WHAT TO DO >> Tally the lines in the listing below that contain "detached" and report the tally alone.

DATA LISTING >>

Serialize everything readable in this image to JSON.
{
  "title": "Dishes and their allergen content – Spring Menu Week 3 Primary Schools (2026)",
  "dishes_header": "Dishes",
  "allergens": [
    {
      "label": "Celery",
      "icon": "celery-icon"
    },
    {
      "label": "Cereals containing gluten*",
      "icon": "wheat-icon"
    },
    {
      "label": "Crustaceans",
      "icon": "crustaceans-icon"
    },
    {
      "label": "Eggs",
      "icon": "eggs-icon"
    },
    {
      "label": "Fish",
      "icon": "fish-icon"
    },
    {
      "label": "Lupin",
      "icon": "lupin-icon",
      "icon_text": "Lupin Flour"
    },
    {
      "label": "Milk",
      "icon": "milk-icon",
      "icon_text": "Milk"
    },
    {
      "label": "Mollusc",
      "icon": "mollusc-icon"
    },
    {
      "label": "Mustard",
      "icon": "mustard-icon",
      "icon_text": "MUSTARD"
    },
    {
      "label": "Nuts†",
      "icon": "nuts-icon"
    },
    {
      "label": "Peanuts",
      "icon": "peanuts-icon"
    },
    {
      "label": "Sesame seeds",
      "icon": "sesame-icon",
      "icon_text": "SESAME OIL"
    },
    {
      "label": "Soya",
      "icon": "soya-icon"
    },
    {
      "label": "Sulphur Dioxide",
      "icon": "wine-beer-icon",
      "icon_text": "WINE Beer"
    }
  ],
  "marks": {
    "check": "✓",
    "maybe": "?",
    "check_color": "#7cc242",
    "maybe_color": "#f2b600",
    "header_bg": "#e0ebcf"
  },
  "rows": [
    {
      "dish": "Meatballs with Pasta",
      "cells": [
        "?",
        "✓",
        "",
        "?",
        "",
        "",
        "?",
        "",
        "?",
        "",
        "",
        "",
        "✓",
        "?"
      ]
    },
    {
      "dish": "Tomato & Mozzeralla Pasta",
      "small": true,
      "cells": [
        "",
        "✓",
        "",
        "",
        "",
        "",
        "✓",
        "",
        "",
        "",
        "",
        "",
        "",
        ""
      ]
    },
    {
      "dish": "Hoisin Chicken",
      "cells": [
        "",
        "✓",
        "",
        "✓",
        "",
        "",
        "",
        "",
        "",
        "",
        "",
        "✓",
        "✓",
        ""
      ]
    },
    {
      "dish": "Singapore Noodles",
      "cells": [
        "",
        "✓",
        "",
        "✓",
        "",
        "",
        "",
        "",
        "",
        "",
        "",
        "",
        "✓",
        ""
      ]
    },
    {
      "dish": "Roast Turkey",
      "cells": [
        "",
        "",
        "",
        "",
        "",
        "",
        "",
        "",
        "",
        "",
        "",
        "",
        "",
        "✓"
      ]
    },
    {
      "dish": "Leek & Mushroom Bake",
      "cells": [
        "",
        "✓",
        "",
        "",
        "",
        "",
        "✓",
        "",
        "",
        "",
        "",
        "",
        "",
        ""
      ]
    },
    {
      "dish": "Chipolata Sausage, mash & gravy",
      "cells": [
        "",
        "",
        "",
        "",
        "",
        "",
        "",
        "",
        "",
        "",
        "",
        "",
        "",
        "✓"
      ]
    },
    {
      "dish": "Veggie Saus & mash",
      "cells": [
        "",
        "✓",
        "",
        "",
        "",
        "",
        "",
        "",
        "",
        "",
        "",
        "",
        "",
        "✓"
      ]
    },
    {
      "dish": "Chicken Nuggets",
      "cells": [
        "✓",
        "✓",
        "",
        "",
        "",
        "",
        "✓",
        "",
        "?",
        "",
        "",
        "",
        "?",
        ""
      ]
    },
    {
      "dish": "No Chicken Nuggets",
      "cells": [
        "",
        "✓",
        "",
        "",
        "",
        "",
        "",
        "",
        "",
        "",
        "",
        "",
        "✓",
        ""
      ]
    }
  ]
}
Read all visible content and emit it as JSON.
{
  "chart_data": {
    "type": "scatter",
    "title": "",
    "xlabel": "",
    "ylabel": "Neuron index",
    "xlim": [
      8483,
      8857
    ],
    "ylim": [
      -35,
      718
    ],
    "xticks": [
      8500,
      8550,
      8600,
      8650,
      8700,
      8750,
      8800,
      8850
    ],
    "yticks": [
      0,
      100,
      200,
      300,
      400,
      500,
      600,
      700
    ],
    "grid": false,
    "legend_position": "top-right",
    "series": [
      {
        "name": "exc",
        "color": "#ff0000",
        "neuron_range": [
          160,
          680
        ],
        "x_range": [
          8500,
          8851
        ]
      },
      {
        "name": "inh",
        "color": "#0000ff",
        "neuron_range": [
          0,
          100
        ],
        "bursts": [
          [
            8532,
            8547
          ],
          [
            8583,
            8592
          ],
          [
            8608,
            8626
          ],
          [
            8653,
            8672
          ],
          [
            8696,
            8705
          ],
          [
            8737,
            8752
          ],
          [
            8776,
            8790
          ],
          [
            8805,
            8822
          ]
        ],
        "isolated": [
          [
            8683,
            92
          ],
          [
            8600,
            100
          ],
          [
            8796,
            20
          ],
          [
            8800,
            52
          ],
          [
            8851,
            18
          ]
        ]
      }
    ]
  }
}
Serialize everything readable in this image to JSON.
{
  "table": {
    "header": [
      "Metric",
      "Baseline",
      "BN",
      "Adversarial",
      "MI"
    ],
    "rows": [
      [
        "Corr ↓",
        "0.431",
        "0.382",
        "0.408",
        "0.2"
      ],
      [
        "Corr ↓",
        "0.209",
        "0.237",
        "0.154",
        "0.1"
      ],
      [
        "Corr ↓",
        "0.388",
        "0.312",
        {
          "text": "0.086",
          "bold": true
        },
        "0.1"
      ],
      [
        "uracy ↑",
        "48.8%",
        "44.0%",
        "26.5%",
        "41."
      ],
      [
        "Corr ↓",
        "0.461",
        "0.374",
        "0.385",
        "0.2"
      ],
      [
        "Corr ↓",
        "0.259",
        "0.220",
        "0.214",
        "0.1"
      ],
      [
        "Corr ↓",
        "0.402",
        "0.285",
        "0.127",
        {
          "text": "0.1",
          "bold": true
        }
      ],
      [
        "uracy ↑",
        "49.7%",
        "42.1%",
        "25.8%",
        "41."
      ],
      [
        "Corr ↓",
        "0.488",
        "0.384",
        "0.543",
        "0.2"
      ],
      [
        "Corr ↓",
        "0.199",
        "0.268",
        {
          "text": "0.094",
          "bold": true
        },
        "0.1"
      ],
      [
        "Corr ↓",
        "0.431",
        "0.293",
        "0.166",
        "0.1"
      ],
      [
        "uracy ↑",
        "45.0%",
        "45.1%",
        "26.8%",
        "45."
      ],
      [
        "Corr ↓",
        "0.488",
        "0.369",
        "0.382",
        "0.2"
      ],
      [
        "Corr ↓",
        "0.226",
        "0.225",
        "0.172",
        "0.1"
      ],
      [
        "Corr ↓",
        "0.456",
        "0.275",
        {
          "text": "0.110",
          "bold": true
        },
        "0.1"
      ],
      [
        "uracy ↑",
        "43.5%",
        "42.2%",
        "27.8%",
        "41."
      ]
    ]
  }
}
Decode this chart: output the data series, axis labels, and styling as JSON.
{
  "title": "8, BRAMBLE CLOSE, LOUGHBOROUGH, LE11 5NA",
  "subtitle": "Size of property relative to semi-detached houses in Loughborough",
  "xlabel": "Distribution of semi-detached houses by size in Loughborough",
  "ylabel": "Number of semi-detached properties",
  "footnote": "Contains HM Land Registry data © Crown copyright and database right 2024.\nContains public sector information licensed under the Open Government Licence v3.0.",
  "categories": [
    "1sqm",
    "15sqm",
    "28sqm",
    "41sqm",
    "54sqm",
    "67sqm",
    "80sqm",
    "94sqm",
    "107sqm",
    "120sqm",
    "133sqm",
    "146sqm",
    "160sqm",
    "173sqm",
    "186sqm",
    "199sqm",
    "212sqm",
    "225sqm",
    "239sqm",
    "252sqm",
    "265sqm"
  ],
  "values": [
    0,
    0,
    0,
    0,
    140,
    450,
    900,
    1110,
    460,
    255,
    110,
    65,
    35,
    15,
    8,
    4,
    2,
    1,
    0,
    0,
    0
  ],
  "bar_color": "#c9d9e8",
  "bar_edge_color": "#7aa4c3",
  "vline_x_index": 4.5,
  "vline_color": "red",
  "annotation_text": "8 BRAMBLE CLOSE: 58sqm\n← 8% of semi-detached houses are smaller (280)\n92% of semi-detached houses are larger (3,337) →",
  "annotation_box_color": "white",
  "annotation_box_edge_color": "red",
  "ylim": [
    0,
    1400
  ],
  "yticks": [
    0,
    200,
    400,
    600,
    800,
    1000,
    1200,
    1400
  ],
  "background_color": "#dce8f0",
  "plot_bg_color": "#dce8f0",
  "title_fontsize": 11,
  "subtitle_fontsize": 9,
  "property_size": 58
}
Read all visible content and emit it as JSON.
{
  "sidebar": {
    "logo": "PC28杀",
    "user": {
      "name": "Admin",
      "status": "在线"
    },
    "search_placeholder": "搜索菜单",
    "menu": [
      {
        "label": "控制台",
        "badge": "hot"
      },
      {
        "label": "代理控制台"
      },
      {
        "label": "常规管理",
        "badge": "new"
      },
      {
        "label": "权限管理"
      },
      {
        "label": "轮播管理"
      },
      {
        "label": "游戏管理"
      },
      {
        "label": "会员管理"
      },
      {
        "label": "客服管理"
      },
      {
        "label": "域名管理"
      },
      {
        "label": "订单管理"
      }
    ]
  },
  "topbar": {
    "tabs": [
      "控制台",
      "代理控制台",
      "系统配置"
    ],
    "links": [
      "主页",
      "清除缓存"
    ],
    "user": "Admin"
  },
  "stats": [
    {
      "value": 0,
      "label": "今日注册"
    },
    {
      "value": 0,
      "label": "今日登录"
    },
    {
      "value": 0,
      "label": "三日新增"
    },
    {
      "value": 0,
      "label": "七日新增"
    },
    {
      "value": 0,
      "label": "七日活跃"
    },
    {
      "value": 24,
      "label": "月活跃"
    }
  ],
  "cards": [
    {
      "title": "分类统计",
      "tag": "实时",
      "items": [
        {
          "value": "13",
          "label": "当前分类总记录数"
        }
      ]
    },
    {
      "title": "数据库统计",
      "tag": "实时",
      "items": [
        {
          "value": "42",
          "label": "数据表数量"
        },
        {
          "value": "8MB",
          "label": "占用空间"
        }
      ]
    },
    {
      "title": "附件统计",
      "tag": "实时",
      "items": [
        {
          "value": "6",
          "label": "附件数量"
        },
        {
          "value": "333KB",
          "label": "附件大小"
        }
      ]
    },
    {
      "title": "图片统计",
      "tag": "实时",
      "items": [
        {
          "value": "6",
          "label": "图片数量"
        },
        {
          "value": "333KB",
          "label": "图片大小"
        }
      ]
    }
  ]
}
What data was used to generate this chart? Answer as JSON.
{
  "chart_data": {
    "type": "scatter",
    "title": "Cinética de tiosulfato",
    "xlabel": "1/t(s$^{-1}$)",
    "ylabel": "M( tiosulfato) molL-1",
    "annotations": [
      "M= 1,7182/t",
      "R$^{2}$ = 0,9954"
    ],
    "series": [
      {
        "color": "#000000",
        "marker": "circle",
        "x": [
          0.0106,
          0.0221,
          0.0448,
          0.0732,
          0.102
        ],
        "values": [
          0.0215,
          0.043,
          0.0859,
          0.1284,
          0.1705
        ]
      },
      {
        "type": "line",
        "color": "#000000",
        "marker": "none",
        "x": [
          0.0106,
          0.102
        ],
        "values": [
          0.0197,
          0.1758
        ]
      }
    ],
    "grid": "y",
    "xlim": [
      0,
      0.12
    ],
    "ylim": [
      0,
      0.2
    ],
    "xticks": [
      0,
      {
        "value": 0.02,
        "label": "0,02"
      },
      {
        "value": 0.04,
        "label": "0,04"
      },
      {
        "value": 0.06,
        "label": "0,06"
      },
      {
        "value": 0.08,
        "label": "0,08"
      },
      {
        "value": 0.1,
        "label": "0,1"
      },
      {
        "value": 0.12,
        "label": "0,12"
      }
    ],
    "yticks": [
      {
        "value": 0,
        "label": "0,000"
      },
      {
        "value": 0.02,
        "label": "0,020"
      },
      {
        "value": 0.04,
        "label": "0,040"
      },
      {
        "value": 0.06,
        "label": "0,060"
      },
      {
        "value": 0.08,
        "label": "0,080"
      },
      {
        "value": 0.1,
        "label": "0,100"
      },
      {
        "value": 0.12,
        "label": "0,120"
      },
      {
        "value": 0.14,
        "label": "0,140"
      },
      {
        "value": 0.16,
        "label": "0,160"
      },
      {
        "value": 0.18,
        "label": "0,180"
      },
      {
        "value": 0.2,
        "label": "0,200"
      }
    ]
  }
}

EXERCISE OUTPUT >> 4